▶ **DIRECTIONS FOR THIS TASK**
Are you able to retype all the records below exactly?

▶ **Figure collection entries**
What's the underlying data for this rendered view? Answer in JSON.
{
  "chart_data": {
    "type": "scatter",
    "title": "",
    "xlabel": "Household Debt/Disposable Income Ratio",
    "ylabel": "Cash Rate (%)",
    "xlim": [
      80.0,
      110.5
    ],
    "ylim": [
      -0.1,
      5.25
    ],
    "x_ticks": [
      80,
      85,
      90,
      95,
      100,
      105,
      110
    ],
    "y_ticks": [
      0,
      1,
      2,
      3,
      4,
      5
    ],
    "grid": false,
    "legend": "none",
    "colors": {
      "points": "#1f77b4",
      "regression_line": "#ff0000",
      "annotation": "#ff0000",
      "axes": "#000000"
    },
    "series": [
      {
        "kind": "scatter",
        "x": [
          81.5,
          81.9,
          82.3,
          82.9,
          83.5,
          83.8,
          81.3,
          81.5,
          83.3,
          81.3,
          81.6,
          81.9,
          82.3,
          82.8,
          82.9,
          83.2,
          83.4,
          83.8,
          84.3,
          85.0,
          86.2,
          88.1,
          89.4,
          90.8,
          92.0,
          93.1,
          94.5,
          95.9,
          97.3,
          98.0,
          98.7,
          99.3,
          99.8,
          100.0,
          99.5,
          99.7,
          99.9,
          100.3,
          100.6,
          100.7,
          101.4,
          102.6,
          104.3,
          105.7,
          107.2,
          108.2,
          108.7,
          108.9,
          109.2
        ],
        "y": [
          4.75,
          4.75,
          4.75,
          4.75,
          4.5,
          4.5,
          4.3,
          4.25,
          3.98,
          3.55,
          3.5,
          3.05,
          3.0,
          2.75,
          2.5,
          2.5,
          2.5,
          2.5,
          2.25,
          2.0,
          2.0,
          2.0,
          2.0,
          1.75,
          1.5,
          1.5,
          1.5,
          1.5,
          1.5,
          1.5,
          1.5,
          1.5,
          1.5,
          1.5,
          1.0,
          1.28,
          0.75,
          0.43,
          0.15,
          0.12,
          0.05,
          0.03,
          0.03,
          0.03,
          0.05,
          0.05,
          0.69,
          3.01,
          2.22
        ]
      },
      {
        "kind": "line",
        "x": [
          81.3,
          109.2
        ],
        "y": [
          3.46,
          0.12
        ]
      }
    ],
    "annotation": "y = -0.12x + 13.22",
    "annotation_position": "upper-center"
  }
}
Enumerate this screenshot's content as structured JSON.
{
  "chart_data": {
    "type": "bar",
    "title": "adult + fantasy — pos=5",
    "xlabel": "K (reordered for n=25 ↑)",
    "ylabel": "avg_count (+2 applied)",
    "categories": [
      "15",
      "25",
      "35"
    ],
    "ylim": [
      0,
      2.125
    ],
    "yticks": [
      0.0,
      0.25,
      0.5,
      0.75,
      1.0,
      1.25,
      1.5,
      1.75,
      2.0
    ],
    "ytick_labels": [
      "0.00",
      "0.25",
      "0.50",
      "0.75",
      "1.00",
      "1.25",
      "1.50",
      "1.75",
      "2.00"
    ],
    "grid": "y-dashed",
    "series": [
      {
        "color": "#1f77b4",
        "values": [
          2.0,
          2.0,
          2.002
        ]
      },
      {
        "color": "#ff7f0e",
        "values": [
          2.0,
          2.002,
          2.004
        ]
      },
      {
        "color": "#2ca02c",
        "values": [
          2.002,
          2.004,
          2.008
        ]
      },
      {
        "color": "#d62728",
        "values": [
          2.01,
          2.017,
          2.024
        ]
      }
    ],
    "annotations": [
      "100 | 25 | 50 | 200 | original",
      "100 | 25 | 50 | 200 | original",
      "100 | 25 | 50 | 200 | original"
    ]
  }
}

▶ **OUTPUT FOR THIS EXERCISE**
What's the underlying data for this rendered view? Answer in JSON.
{
  "chart_data": {
    "type": "scatter",
    "title": "",
    "xlabel": "Household Debt/Disposable Income Ratio",
    "ylabel": "Cash Rate (%)",
    "xlim": [
      80.0,
      110.5
    ],
    "ylim": [
      -0.1,
      5.25
    ],
    "x_ticks": [
      80,
      85,
      90,
      95,
      100,
      105,
      110
    ],
    "y_ticks": [
      0,
      1,
      2,
      3,
      4,
      5
    ],
    "grid": false,
    "legend": "none",
    "colors": {
      "points": "#1f77b4",
      "regression_line": "#ff0000",
      "annotation": "#ff0000",
      "axes": "#000000"
    },
    "series": [
      {
        "kind": "scatter",
        "x": [
          81.5,
          81.9,
          82.3,
          82.9,
          83.5,
          83.8,
          81.3,
          81.5,
          83.3,
          81.3,
          81.6,
          81.9,
          82.3,
          82.8,
          82.9,
          83.2,
          83.4,
          83.8,
          84.3,
          85.0,
          86.2,
          88.1,
          89.4,
          90.8,
          92.0,
          93.1,
          94.5,
          95.9,
          97.3,
          98.0,
          98.7,
          99.3,
          99.8,
          100.0,
          99.5,
          99.7,
          99.9,
          100.3,
          100.6,
          100.7,
          101.4,
          102.6,
          104.3,
          105.7,
          107.2,
          108.2,
          108.7,
          108.9,
          109.2
        ],
        "y": [
          4.75,
          4.75,
          4.75,
          4.75,
          4.5,
          4.5,
          4.3,
          4.25,
          3.98,
          3.55,
          3.5,
          3.05,
          3.0,
          2.75,
          2.5,
          2.5,
          2.5,
          2.5,
          2.25,
          2.0,
          2.0,
          2.0,
          2.0,
          1.75,
          1.5,
          1.5,
          1.5,
          1.5,
          1.5,
          1.5,
          1.5,
          1.5,
          1.5,
          1.5,
          1.0,
          1.28,
          0.75,
          0.43,
          0.15,
          0.12,
          0.05,
          0.03,
          0.03,
          0.03,
          0.05,
          0.05,
          0.69,
          3.01,
          2.22
        ]
      },
      {
        "kind": "line",
        "x": [
          81.3,
          109.2
        ],
        "y": [
          3.46,
          0.12
        ]
      }
    ],
    "annotation": "y = -0.12x + 13.22",
    "annotation_position": "upper-center"
  }
}
Enumerate this screenshot's content as structured JSON.
{
  "chart_data": {
    "type": "bar",
    "title": "adult + fantasy — pos=5",
    "xlabel": "K (reordered for n=25 ↑)",
    "ylabel": "avg_count (+2 applied)",
    "categories": [
      "15",
      "25",
      "35"
    ],
    "ylim": [
      0,
      2.125
    ],
    "yticks": [
      0.0,
      0.25,
      0.5,
      0.75,
      1.0,
      1.25,
      1.5,
      1.75,
      2.0
    ],
    "ytick_labels": [
      "0.00",
      "0.25",
      "0.50",
      "0.75",
      "1.00",
      "1.25",
      "1.50",
      "1.75",
      "2.00"
    ],
    "grid": "y-dashed",
    "series": [
      {
        "color": "#1f77b4",
        "values": [
          2.0,
          2.0,
          2.002
        ]
      },
      {
        "color": "#ff7f0e",
        "values": [
          2.0,
          2.002,
          2.004
        ]
      },
      {
        "color": "#2ca02c",
        "values": [
          2.002,
          2.004,
          2.008
        ]
      },
      {
        "color": "#d62728",
        "values": [
          2.01,
          2.017,
          2.024
        ]
      }
    ],
    "annotations": [
      "100 | 25 | 50 | 200 | original",
      "100 | 25 | 50 | 200 | original",
      "100 | 25 | 50 | 200 | original"
    ]
  }
}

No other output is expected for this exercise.